What you need to do ▸ Return the listing below verbatim. Pictures do not belong in the copy.

Extracted material ▸

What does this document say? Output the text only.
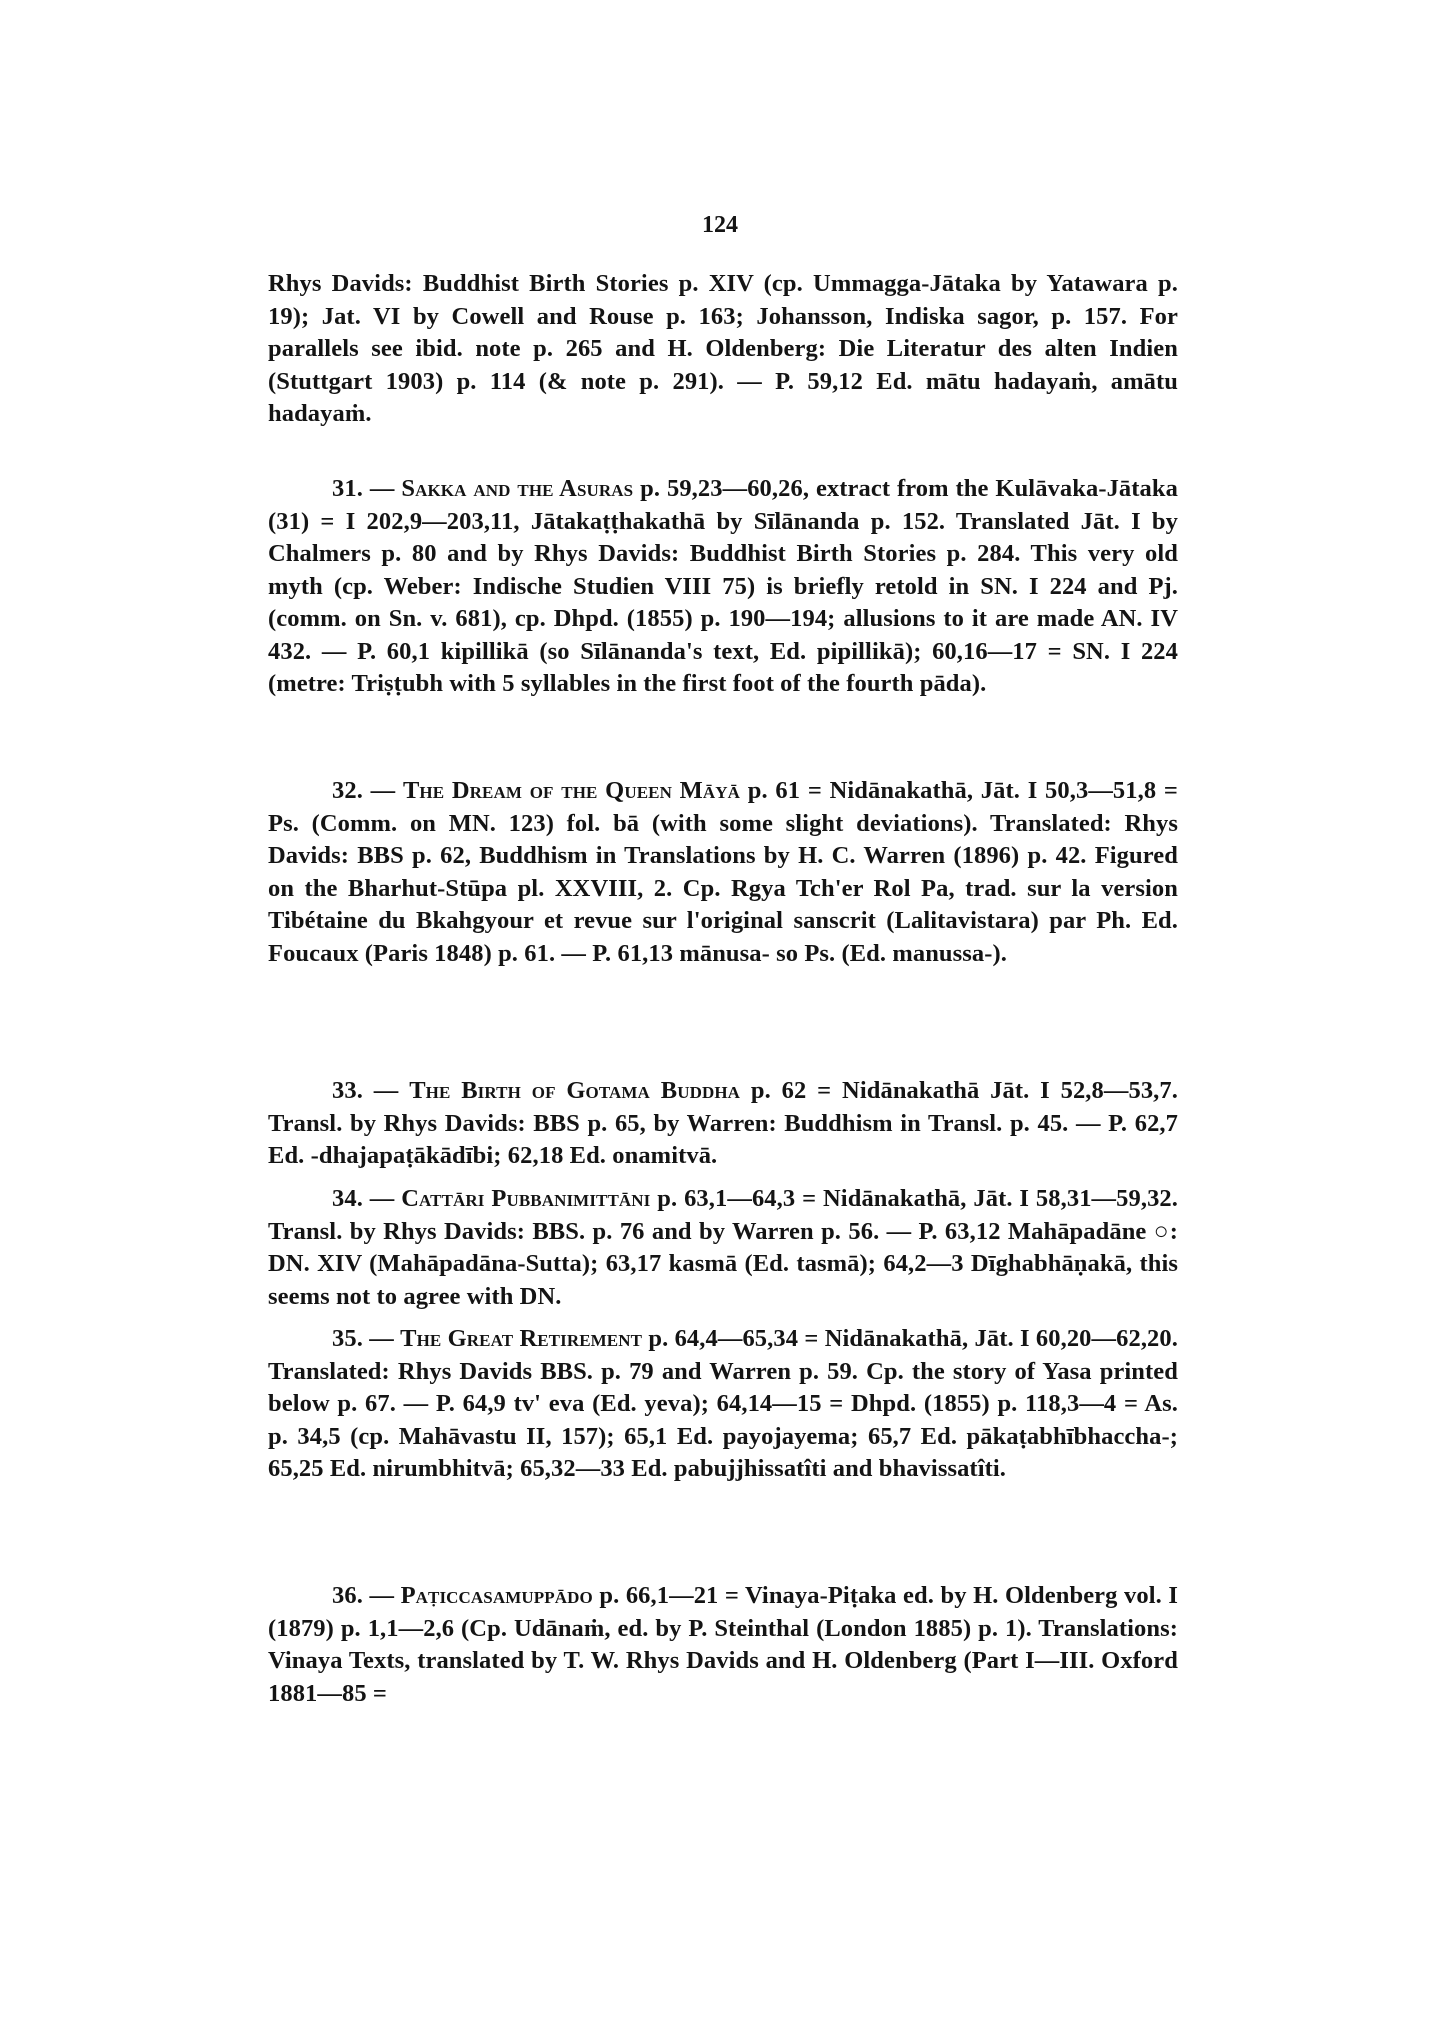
124

Rhys Davids: Buddhist Birth Stories p. XIV (cp. Ummagga-Jātaka by Yatawara p. 19); Jat. VI by Cowell and Rouse p. 163; Johansson, Indiska sagor, p. 157. For parallels see ibid. note p. 265 and H. Oldenberg: Die Literatur des alten Indien (Stuttgart 1903) p. 114 (& note p. 291). — P. 59,12 Ed. mātu hadayaṁ, amātu hadayaṁ.

31. — Sakka and the Asuras p. 59,23—60,26, extract from the Kulāvaka-Jātaka (31) = I 202,9—203,11, Jātakaṭṭhakathā by Sīlānanda p. 152. Translated Jāt. I by Chalmers p. 80 and by Rhys Davids: Buddhist Birth Stories p. 284. This very old myth (cp. Weber: Indische Studien VIII 75) is briefly retold in SN. I 224 and Pj. (comm. on Sn. v. 681), cp. Dhpd. (1855) p. 190—194; allusions to it are made AN. IV 432. — P. 60,1 kipillikā (so Sīlānanda's text, Ed. pipillikā); 60,16—17 = SN. I 224 (metre: Triṣṭubh with 5 syllables in the first foot of the fourth pāda).

32. — The Dream of the Queen Māyā p. 61 = Nidānakathā, Jāt. I 50,3—51,8 = Ps. (Comm. on MN. 123) fol. bā (with some slight deviations). Translated: Rhys Davids: BBS p. 62, Buddhism in Translations by H. C. Warren (1896) p. 42. Figured on the Bharhut-Stūpa pl. XXVIII, 2. Cp. Rgya Tch'er Rol Pa, trad. sur la version Tibétaine du Bkahgyour et revue sur l'original sanscrit (Lalitavistara) par Ph. Ed. Foucaux (Paris 1848) p. 61. — P. 61,13 mānusa- so Ps. (Ed. manussa-).

33. — The Birth of Gotama Buddha p. 62 = Nidānakathā Jāt. I 52,8—53,7. Transl. by Rhys Davids: BBS p. 65, by Warren: Buddhism in Transl. p. 45. — P. 62,7 Ed. -dhajapaṭākādībi; 62,18 Ed. onamitvā.

34. — Cattāri Pubbanimittāni p. 63,1—64,3 = Nidānakathā, Jāt. I 58,31—59,32. Transl. by Rhys Davids: BBS. p. 76 and by Warren p. 56. — P. 63,12 Mahāpadāne ○: DN. XIV (Mahāpadāna-Sutta); 63,17 kasmā (Ed. tasmā); 64,2—3 Dīghabhāṇakā, this seems not to agree with DN.

35. — The Great Retirement p. 64,4—65,34 = Nidānakathā, Jāt. I 60,20—62,20. Translated: Rhys Davids BBS. p. 79 and Warren p. 59. Cp. the story of Yasa printed below p. 67. — P. 64,9 tv' eva (Ed. yeva); 64,14—15 = Dhpd. (1855) p. 118,3—4 = As. p. 34,5 (cp. Mahāvastu II, 157); 65,1 Ed. payojayema; 65,7 Ed. pākaṭabhībhaccha-; 65,25 Ed. nirumbhitvā; 65,32—33 Ed. pabujjhissatîti and bhavissatîti.

36. — Paṭiccasamuppādo p. 66,1—21 = Vinaya-Piṭaka ed. by H. Oldenberg vol. I (1879) p. 1,1—2,6 (Cp. Udānaṁ, ed. by P. Steinthal (London 1885) p. 1). Translations: Vinaya Texts, translated by T. W. Rhys Davids and H. Oldenberg (Part I—III. Oxford 1881—85 =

Result of this task ▸
What does this document say? Output the text only.
124

Rhys Davids: Buddhist Birth Stories p. XIV (cp. Ummagga-Jātaka by Yatawara p. 19); Jat. VI by Cowell and Rouse p. 163; Johansson, Indiska sagor, p. 157. For parallels see ibid. note p. 265 and H. Oldenberg: Die Literatur des alten Indien (Stuttgart 1903) p. 114 (& note p. 291). — P. 59,12 Ed. mātu hadayaṁ, amātu hadayaṁ.

31. — Sakka and the Asuras p. 59,23—60,26, extract from the Kulāvaka-Jātaka (31) = I 202,9—203,11, Jātakaṭṭhakathā by Sīlānanda p. 152. Translated Jāt. I by Chalmers p. 80 and by Rhys Davids: Buddhist Birth Stories p. 284. This very old myth (cp. Weber: Indische Studien VIII 75) is briefly retold in SN. I 224 and Pj. (comm. on Sn. v. 681), cp. Dhpd. (1855) p. 190—194; allusions to it are made AN. IV 432. — P. 60,1 kipillikā (so Sīlānanda's text, Ed. pipillikā); 60,16—17 = SN. I 224 (metre: Triṣṭubh with 5 syllables in the first foot of the fourth pāda).

32. — The Dream of the Queen Māyā p. 61 = Nidānakathā, Jāt. I 50,3—51,8 = Ps. (Comm. on MN. 123) fol. bā (with some slight deviations). Translated: Rhys Davids: BBS p. 62, Buddhism in Translations by H. C. Warren (1896) p. 42. Figured on the Bharhut-Stūpa pl. XXVIII, 2. Cp. Rgya Tch'er Rol Pa, trad. sur la version Tibétaine du Bkahgyour et revue sur l'original sanscrit (Lalitavistara) par Ph. Ed. Foucaux (Paris 1848) p. 61. — P. 61,13 mānusa- so Ps. (Ed. manussa-).

33. — The Birth of Gotama Buddha p. 62 = Nidānakathā Jāt. I 52,8—53,7. Transl. by Rhys Davids: BBS p. 65, by Warren: Buddhism in Transl. p. 45. — P. 62,7 Ed. -dhajapaṭākādībi; 62,18 Ed. onamitvā.

34. — Cattāri Pubbanimittāni p. 63,1—64,3 = Nidānakathā, Jāt. I 58,31—59,32. Transl. by Rhys Davids: BBS. p. 76 and by Warren p. 56. — P. 63,12 Mahāpadāne ○: DN. XIV (Mahāpadāna-Sutta); 63,17 kasmā (Ed. tasmā); 64,2—3 Dīghabhāṇakā, this seems not to agree with DN.

35. — The Great Retirement p. 64,4—65,34 = Nidānakathā, Jāt. I 60,20—62,20. Translated: Rhys Davids BBS. p. 79 and Warren p. 59. Cp. the story of Yasa printed below p. 67. — P. 64,9 tv' eva (Ed. yeva); 64,14—15 = Dhpd. (1855) p. 118,3—4 = As. p. 34,5 (cp. Mahāvastu II, 157); 65,1 Ed. payojayema; 65,7 Ed. pākaṭabhībhaccha-; 65,25 Ed. nirumbhitvā; 65,32—33 Ed. pabujjhissatîti and bhavissatîti.

36. — Paṭiccasamuppādo p. 66,1—21 = Vinaya-Piṭaka ed. by H. Oldenberg vol. I (1879) p. 1,1—2,6 (Cp. Udānaṁ, ed. by P. Steinthal (London 1885) p. 1). Translations: Vinaya Texts, translated by T. W. Rhys Davids and H. Oldenberg (Part I—III. Oxford 1881—85 =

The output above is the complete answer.